Dataset records
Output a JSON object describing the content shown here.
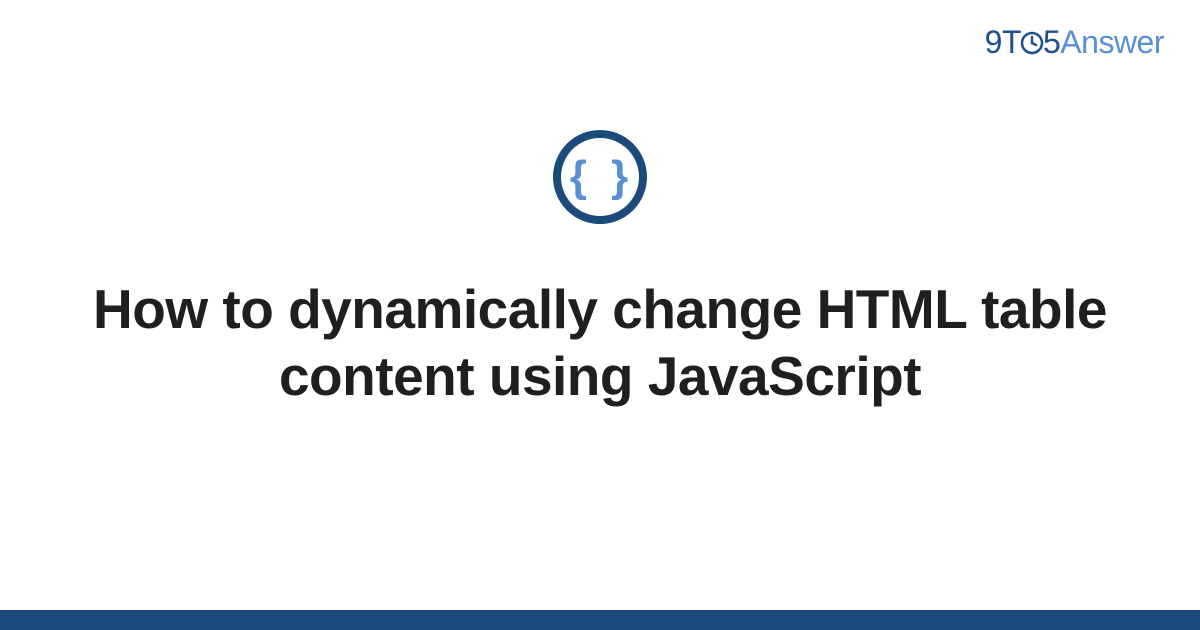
{
  "header": {
    "logo": {
      "part1": "9T",
      "part2": "5",
      "answer": "Answer"
    }
  },
  "main": {
    "icon_name": "braces-icon",
    "icon_glyph": "{ }",
    "title": "How to dynamically change HTML table content using JavaScript"
  },
  "colors": {
    "brand_dark": "#1a4b7a",
    "brand_light": "#5a8fd4",
    "text": "#1f1f1f"
  }
}
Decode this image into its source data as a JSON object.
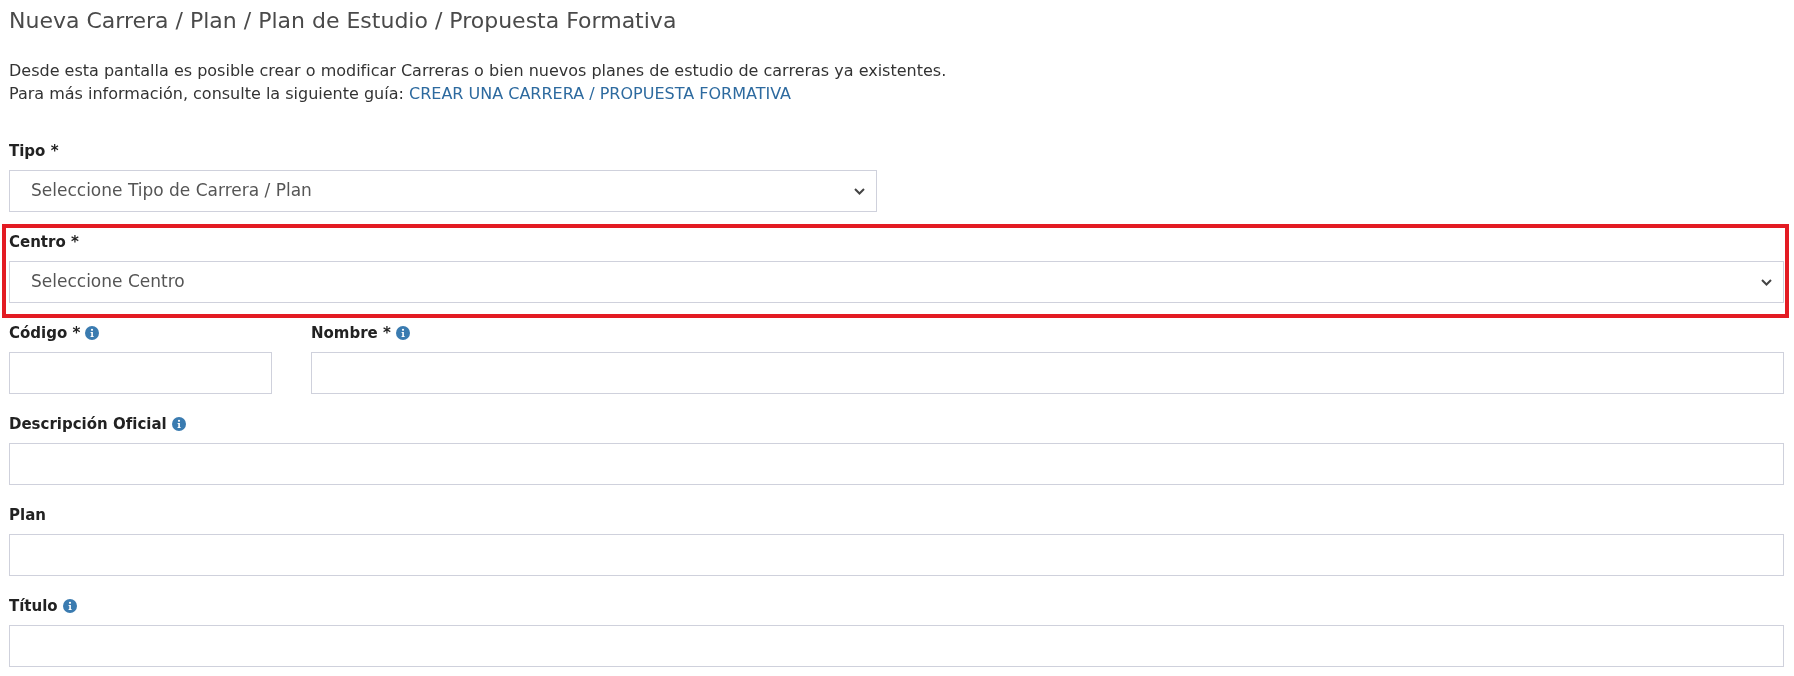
{
  "heading": "Nueva Carrera / Plan / Plan de Estudio / Propuesta Formativa",
  "intro": {
    "text": "Desde esta pantalla es posible crear o modificar Carreras o bien nuevos planes de estudio de carreras ya existentes.",
    "guide_text": "Para más información, consulte la siguiente guía:",
    "guide_link": "CREAR UNA CARRERA / PROPUESTA FORMATIVA"
  },
  "form_rows": [
    {
      "fields": [
        {
          "kind": "select",
          "label": "Tipo *",
          "value": "Seleccione Tipo de Carrera / Plan",
          "info": false,
          "highlighted": false
        }
      ]
    },
    {
      "fields": [
        {
          "kind": "select",
          "label": "Centro *",
          "value": "Seleccione Centro",
          "info": false,
          "highlighted": true
        }
      ]
    },
    {
      "fields": [
        {
          "kind": "text",
          "label": "Código *",
          "info": true,
          "highlighted": false
        },
        {
          "kind": "text",
          "label": "Nombre *",
          "info": true,
          "highlighted": false
        }
      ]
    },
    {
      "fields": [
        {
          "kind": "text",
          "label": "Descripción Oficial",
          "info": true,
          "highlighted": false
        }
      ]
    },
    {
      "fields": [
        {
          "kind": "text",
          "label": "Plan",
          "info": false,
          "highlighted": false
        }
      ]
    },
    {
      "fields": [
        {
          "kind": "text",
          "label": "Título",
          "info": true,
          "highlighted": false
        }
      ]
    }
  ]
}
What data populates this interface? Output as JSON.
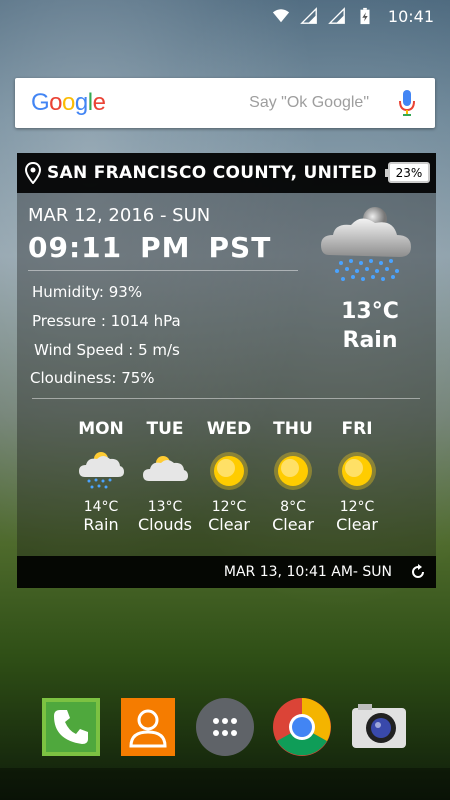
{
  "status_bar": {
    "time": "10:41",
    "icons": [
      "wifi-icon",
      "signal-icon",
      "signal-icon",
      "battery-charging-icon"
    ]
  },
  "search_bar": {
    "logo_letters": [
      "G",
      "o",
      "o",
      "g",
      "l",
      "e"
    ],
    "placeholder": "Say \"Ok Google\"",
    "mic_icon": "mic-icon"
  },
  "widget": {
    "location": "SAN FRANCISCO COUNTY, UNITED",
    "battery": "23%",
    "date": "MAR 12, 2016 - SUN",
    "time_parts": [
      "09:11",
      "PM",
      "PST"
    ],
    "details": [
      "Humidity: 93%",
      "Pressure : 1014 hPa",
      "Wind Speed : 5  m/s",
      "Cloudiness: 75%"
    ],
    "current": {
      "temp": "13°C",
      "condition": "Rain",
      "icon": "night-rain-cloud-icon"
    },
    "forecast": [
      {
        "day": "MON",
        "temp": "14°C",
        "condition": "Rain",
        "icon": "rain-cloud-icon"
      },
      {
        "day": "TUE",
        "temp": "13°C",
        "condition": "Clouds",
        "icon": "cloud-icon"
      },
      {
        "day": "WED",
        "temp": "12°C",
        "condition": "Clear",
        "icon": "sun-icon"
      },
      {
        "day": "THU",
        "temp": "8°C",
        "condition": "Clear",
        "icon": "sun-icon"
      },
      {
        "day": "FRI",
        "temp": "12°C",
        "condition": "Clear",
        "icon": "sun-icon"
      }
    ],
    "updated": "MAR 13, 10:41 AM- SUN"
  },
  "dock": {
    "apps": [
      {
        "name": "Phone",
        "icon": "phone-icon",
        "color": "#4caf50"
      },
      {
        "name": "Contacts",
        "icon": "contacts-icon",
        "color": "#ff8f00"
      },
      {
        "name": "Apps",
        "icon": "app-drawer-icon",
        "color": "#616161"
      },
      {
        "name": "Chrome",
        "icon": "chrome-icon",
        "color": "#db4437"
      },
      {
        "name": "Camera",
        "icon": "camera-icon",
        "color": "#e0e0e0"
      }
    ]
  },
  "colors": {
    "widget_header_bg": "#000000",
    "text": "#ffffff",
    "sun": "#ffcc00"
  }
}
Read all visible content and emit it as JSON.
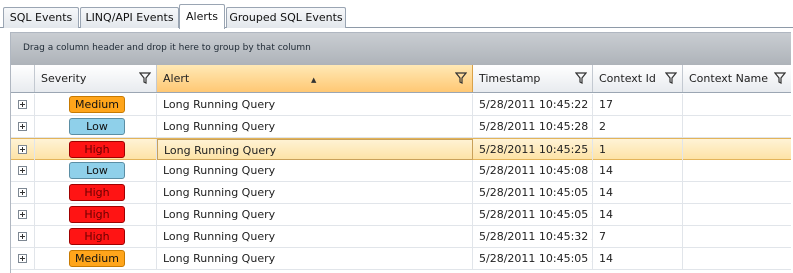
{
  "tabs": [
    {
      "label": "SQL Events",
      "active": false
    },
    {
      "label": "LINQ/API Events",
      "active": false
    },
    {
      "label": "Alerts",
      "active": true
    },
    {
      "label": "Grouped SQL Events",
      "active": false
    }
  ],
  "group_panel_text": "Drag a column header and drop it here to group by that column",
  "columns": [
    {
      "label": "Severity",
      "sorted": false
    },
    {
      "label": "Alert",
      "sorted": true
    },
    {
      "label": "Timestamp",
      "sorted": false
    },
    {
      "label": "Context Id",
      "sorted": false
    },
    {
      "label": "Context Name",
      "sorted": false
    }
  ],
  "rows": [
    {
      "severity": "Medium",
      "alert": "Long Running Query",
      "timestamp": "5/28/2011 10:45:22 A",
      "context_id": "17",
      "context_name": "",
      "selected": false
    },
    {
      "severity": "Low",
      "alert": "Long Running Query",
      "timestamp": "5/28/2011 10:45:28 A",
      "context_id": "2",
      "context_name": "",
      "selected": false
    },
    {
      "severity": "High",
      "alert": "Long Running Query",
      "timestamp": "5/28/2011 10:45:25 A",
      "context_id": "1",
      "context_name": "",
      "selected": true
    },
    {
      "severity": "Low",
      "alert": "Long Running Query",
      "timestamp": "5/28/2011 10:45:08 A",
      "context_id": "14",
      "context_name": "",
      "selected": false
    },
    {
      "severity": "High",
      "alert": "Long Running Query",
      "timestamp": "5/28/2011 10:45:05 A",
      "context_id": "14",
      "context_name": "",
      "selected": false
    },
    {
      "severity": "High",
      "alert": "Long Running Query",
      "timestamp": "5/28/2011 10:45:05 A",
      "context_id": "14",
      "context_name": "",
      "selected": false
    },
    {
      "severity": "High",
      "alert": "Long Running Query",
      "timestamp": "5/28/2011 10:45:32 A",
      "context_id": "7",
      "context_name": "",
      "selected": false
    },
    {
      "severity": "Medium",
      "alert": "Long Running Query",
      "timestamp": "5/28/2011 10:45:05 A",
      "context_id": "14",
      "context_name": "",
      "selected": false
    }
  ],
  "severity_colors": {
    "Medium": "#ffa51b",
    "Low": "#8fd0ea",
    "High": "#ff1414"
  },
  "accent_color": "#ffc874"
}
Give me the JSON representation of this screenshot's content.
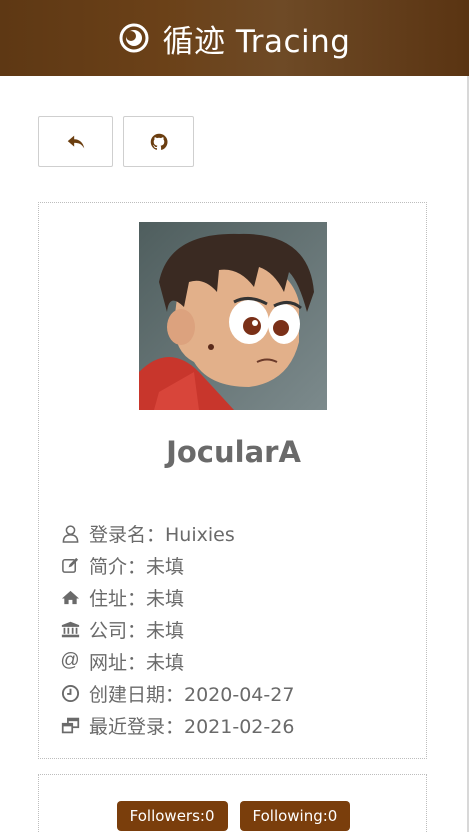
{
  "header": {
    "title": "循迹 Tracing",
    "logo_icon": "circle-target-icon"
  },
  "toolbar": {
    "back_icon": "reply-arrow-icon",
    "github_icon": "github-icon"
  },
  "profile": {
    "display_name": "JocularA",
    "avatar_alt": "avatar",
    "info": [
      {
        "icon": "user-icon",
        "text": "登录名：Huixies"
      },
      {
        "icon": "edit-icon",
        "text": "简介：未填"
      },
      {
        "icon": "home-icon",
        "text": "住址：未填"
      },
      {
        "icon": "bank-icon",
        "text": "公司：未填"
      },
      {
        "icon": "at-icon",
        "text": "网址：未填"
      },
      {
        "icon": "clock-icon",
        "text": "创建日期：2020-04-27"
      },
      {
        "icon": "window-restore-icon",
        "text": "最近登录：2021-02-26"
      }
    ]
  },
  "follow": {
    "followers": "Followers:0",
    "following": "Following:0"
  },
  "colors": {
    "header": "#6b4118",
    "accent": "#7a3e0c",
    "text": "#6a6a6a"
  }
}
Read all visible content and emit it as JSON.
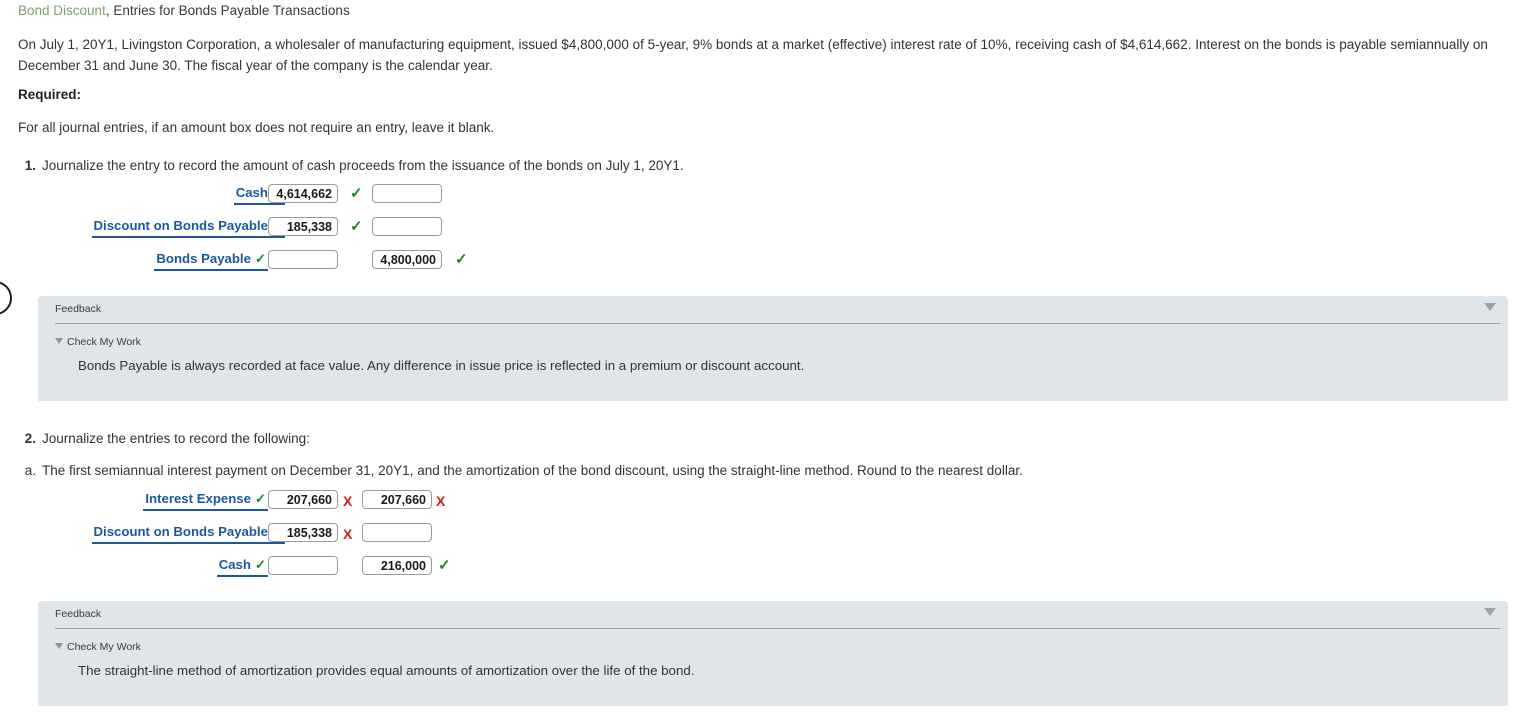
{
  "header": {
    "title_emphasis": "Bond Discount",
    "title_rest": ", Entries for Bonds Payable Transactions"
  },
  "intro": {
    "paragraph": "On July 1, 20Y1, Livingston Corporation, a wholesaler of manufacturing equipment, issued $4,800,000 of 5-year, 9% bonds at a market (effective) interest rate of 10%, receiving cash of $4,614,662. Interest on the bonds is payable semiannually on December 31 and June 30. The fiscal year of the company is the calendar year.",
    "required_label": "Required:",
    "blank_note": "For all journal entries, if an amount box does not require an entry, leave it blank."
  },
  "requirements": {
    "one": {
      "number": "1.",
      "text": "Journalize the entry to record the amount of cash proceeds from the issuance of the bonds on July 1, 20Y1."
    },
    "two": {
      "number": "2.",
      "text": "Journalize the entries to record the following:"
    },
    "two_a": {
      "number": "a.",
      "text": "The first semiannual interest payment on December 31, 20Y1, and the amortization of the bond discount, using the straight-line method. Round to the nearest dollar."
    }
  },
  "entry1": {
    "rows": [
      {
        "account": "Cash",
        "account_mark": "check-icon",
        "indent": 0,
        "debit": "4,614,662",
        "debit_mark": "check-icon",
        "credit": "",
        "credit_mark": ""
      },
      {
        "account": "Discount on Bonds Payable",
        "account_mark": "check-icon",
        "indent": 0,
        "debit": "185,338",
        "debit_mark": "check-icon",
        "credit": "",
        "credit_mark": ""
      },
      {
        "account": "Bonds Payable",
        "account_mark": "check-icon",
        "indent": 1,
        "debit": "",
        "debit_mark": "",
        "credit": "4,800,000",
        "credit_mark": "check-icon"
      }
    ]
  },
  "entry2": {
    "rows": [
      {
        "account": "Interest Expense",
        "account_mark": "check-icon",
        "indent": 1,
        "debit": "207,660",
        "debit_mark": "cross-icon",
        "credit": "207,660",
        "credit_mark": "cross-icon"
      },
      {
        "account": "Discount on Bonds Payable",
        "account_mark": "check-icon",
        "indent": 0,
        "debit": "185,338",
        "debit_mark": "cross-icon",
        "credit": "",
        "credit_mark": ""
      },
      {
        "account": "Cash",
        "account_mark": "check-icon",
        "indent": 1,
        "debit": "",
        "debit_mark": "",
        "credit": "216,000",
        "credit_mark": "check-icon"
      }
    ]
  },
  "feedback1": {
    "title": "Feedback",
    "check_my_work": "Check My Work",
    "body": "Bonds Payable is always recorded at face value. Any difference in issue price is reflected in a premium or discount account."
  },
  "feedback2": {
    "title": "Feedback",
    "check_my_work": "Check My Work",
    "body": "The straight-line method of amortization provides equal amounts of amortization over the life of the bond."
  },
  "glyphs": {
    "check": "✓",
    "cross": "✘"
  },
  "colors": {
    "account_link": "#18599c",
    "correct": "#14892c",
    "incorrect": "#d41f1f",
    "feedback_bg": "#dfe5e8",
    "title_emphasis": "#7fa06b"
  }
}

◆ **What you are asked to do**
Copy all lines from the material that hold "temp".

◆ **Result of this task**
      "temp": "13°C",
        "temp": "14°C",
        "temp": "13°C",
        "temp": "12°C",
        "temp": "8°C",
        "temp": "12°C",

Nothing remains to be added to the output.